__YOUR GOAL__. Quote verbatim every line from the start of the entries through the line containing "- … [489,251,863,261]", with both of those lines included.

__EXTRACTED INFORMATION__.
▬▬▬

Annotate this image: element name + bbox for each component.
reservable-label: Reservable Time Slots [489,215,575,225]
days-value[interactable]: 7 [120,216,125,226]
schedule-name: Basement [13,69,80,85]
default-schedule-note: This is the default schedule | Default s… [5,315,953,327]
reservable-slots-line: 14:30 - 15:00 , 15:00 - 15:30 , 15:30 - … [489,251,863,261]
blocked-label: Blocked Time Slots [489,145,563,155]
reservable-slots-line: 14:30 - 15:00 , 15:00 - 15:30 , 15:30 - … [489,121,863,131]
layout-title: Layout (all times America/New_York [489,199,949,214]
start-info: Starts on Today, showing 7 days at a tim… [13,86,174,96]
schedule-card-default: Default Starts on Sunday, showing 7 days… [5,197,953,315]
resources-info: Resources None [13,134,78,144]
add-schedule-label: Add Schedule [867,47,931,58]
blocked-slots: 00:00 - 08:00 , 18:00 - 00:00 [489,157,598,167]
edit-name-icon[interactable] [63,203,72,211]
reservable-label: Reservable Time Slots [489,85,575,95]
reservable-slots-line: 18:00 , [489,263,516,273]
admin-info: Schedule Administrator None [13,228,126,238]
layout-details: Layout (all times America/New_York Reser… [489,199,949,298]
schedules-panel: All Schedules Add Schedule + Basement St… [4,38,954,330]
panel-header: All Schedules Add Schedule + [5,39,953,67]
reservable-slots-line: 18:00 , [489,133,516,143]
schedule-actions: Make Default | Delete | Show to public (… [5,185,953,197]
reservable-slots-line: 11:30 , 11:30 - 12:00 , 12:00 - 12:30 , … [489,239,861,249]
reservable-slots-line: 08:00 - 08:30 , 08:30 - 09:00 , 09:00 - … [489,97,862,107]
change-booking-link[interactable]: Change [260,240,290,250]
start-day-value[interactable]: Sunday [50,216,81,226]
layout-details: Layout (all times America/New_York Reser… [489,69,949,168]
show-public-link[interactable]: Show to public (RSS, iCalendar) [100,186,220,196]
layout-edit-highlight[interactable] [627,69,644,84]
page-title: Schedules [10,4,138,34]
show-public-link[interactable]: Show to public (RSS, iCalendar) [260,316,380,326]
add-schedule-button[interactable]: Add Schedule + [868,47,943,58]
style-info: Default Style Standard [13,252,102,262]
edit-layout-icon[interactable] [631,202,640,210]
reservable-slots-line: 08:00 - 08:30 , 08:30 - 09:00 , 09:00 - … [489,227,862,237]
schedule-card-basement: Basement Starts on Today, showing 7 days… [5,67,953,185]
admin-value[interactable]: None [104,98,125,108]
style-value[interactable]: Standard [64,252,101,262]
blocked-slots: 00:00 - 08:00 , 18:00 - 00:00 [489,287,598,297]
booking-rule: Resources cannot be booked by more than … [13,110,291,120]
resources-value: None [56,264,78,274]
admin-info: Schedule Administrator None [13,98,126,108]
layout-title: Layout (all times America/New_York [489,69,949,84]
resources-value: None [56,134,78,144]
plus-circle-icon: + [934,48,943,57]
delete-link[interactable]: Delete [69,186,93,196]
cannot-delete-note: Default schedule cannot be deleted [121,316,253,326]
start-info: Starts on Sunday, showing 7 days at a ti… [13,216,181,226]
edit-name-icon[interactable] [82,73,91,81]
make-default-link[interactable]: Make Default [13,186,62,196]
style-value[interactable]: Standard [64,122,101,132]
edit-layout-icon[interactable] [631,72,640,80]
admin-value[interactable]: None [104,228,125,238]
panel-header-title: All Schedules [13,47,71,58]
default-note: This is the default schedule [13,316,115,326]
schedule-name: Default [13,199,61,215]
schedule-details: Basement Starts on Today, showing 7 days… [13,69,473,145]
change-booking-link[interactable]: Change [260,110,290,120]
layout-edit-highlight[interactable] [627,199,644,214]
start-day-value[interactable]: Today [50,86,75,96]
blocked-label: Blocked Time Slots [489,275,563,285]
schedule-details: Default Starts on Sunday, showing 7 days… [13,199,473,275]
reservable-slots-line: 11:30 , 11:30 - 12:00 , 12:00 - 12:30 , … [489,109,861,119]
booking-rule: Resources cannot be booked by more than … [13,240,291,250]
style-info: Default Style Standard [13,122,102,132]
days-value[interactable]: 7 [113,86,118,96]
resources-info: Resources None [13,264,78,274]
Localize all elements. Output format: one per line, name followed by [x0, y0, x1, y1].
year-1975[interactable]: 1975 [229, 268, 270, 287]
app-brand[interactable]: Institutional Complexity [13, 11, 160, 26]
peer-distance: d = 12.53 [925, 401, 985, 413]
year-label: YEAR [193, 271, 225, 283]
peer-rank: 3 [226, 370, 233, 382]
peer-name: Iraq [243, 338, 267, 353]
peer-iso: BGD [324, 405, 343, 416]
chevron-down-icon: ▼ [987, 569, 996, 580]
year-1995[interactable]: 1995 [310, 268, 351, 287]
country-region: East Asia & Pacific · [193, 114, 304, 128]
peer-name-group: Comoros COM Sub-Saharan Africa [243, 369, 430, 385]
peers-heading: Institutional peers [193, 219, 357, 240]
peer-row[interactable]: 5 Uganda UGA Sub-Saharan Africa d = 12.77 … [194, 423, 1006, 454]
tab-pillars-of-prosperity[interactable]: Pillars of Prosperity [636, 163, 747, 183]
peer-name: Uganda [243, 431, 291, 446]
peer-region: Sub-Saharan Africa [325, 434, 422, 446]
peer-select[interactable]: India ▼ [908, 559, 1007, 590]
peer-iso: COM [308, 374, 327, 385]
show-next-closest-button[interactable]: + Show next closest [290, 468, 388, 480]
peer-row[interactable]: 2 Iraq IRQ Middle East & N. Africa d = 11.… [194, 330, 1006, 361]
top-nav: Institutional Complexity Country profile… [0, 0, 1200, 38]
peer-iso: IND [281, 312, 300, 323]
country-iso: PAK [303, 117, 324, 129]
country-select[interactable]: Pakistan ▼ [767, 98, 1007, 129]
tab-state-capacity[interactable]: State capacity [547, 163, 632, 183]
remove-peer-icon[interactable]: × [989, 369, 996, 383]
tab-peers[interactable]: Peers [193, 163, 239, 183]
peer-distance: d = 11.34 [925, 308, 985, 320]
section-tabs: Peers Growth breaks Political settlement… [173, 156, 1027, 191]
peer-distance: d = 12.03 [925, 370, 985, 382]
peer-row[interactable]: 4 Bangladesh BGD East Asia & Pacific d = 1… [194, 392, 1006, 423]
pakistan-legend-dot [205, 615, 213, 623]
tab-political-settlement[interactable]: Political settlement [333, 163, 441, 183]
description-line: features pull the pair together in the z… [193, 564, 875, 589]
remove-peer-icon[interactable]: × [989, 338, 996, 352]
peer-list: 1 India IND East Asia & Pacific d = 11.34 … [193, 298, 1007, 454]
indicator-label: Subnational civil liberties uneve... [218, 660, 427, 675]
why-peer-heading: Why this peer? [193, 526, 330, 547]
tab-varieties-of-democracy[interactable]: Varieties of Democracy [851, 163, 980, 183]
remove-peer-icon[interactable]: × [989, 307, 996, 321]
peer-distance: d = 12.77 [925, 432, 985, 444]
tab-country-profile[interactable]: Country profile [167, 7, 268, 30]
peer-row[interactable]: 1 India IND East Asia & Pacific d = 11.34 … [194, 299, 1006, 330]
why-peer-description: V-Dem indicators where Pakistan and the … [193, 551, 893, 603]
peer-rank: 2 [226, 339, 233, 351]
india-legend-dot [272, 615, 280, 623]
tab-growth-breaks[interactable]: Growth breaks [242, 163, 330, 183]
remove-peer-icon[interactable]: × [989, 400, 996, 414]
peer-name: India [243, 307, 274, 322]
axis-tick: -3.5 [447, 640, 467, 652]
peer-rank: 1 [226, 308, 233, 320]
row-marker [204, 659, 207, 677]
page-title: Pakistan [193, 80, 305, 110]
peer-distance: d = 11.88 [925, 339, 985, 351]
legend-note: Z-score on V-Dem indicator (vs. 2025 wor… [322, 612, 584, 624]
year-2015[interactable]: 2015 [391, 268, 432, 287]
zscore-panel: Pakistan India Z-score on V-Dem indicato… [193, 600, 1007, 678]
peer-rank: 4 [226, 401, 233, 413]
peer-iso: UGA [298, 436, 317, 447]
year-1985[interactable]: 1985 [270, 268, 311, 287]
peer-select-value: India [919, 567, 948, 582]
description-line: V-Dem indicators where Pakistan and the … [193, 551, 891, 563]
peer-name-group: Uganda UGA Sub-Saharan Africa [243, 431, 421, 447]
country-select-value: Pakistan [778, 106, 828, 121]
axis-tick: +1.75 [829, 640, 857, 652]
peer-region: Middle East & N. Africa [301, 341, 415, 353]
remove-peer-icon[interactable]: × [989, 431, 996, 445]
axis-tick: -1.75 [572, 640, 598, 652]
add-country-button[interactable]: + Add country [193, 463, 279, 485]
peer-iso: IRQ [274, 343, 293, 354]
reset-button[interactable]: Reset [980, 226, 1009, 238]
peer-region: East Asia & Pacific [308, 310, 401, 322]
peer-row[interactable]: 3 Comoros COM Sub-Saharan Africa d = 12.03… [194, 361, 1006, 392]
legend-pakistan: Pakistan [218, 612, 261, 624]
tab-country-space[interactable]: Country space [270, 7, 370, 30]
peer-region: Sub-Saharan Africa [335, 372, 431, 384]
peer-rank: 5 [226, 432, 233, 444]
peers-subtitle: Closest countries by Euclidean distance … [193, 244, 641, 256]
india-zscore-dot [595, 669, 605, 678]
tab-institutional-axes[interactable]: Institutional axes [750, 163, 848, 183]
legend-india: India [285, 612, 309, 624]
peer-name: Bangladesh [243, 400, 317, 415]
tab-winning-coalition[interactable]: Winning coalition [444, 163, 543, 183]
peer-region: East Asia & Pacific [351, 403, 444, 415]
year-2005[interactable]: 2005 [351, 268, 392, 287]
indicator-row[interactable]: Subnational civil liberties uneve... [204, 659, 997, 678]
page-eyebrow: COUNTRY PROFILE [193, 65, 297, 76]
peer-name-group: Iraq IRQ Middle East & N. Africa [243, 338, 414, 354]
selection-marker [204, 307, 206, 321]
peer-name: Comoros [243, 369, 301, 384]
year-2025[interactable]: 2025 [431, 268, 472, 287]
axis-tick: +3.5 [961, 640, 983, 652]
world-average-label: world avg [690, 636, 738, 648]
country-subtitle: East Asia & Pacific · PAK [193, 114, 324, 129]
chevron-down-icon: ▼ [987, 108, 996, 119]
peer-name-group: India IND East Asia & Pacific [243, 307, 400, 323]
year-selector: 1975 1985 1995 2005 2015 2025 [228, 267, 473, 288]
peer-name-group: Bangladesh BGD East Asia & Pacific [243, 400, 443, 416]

▬▬▬

__WRITTEN SOLUTION__.
Annotate this image: element name + bbox for each component.
reservable-label: Reservable Time Slots [489,215,575,225]
days-value[interactable]: 7 [120,216,125,226]
schedule-name: Basement [13,69,80,85]
default-schedule-note: This is the default schedule | Default s… [5,315,953,327]
reservable-slots-line: 14:30 - 15:00 , 15:00 - 15:30 , 15:30 - … [489,251,863,261]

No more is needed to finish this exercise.